----- Records

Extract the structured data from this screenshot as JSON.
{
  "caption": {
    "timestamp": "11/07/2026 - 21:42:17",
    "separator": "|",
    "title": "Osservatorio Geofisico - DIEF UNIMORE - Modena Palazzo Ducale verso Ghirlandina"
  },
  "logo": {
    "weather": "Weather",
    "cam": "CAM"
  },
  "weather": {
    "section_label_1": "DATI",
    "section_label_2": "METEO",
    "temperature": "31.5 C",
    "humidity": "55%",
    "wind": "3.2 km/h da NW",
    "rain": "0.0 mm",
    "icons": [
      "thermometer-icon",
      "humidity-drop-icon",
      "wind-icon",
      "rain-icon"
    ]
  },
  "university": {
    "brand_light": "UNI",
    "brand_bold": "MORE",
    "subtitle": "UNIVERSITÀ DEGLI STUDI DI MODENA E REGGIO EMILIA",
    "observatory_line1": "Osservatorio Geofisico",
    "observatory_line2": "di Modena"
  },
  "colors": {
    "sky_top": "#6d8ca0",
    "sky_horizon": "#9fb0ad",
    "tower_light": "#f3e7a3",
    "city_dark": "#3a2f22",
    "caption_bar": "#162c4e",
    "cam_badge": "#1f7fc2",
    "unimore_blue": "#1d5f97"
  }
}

----------

§ Problem requirements
Print the records once more, exactly as they were given.

§ Answer to the problem
Extract the structured data from this screenshot as JSON.
{
  "caption": {
    "timestamp": "11/07/2026 - 21:42:17",
    "separator": "|",
    "title": "Osservatorio Geofisico - DIEF UNIMORE - Modena Palazzo Ducale verso Ghirlandina"
  },
  "logo": {
    "weather": "Weather",
    "cam": "CAM"
  },
  "weather": {
    "section_label_1": "DATI",
    "section_label_2": "METEO",
    "temperature": "31.5 C",
    "humidity": "55%",
    "wind": "3.2 km/h da NW",
    "rain": "0.0 mm",
    "icons": [
      "thermometer-icon",
      "humidity-drop-icon",
      "wind-icon",
      "rain-icon"
    ]
  },
  "university": {
    "brand_light": "UNI",
    "brand_bold": "MORE",
    "subtitle": "UNIVERSITÀ DEGLI STUDI DI MODENA E REGGIO EMILIA",
    "observatory_line1": "Osservatorio Geofisico",
    "observatory_line2": "di Modena"
  },
  "colors": {
    "sky_top": "#6d8ca0",
    "sky_horizon": "#9fb0ad",
    "tower_light": "#f3e7a3",
    "city_dark": "#3a2f22",
    "caption_bar": "#162c4e",
    "cam_badge": "#1f7fc2",
    "unimore_blue": "#1d5f97"
  }
}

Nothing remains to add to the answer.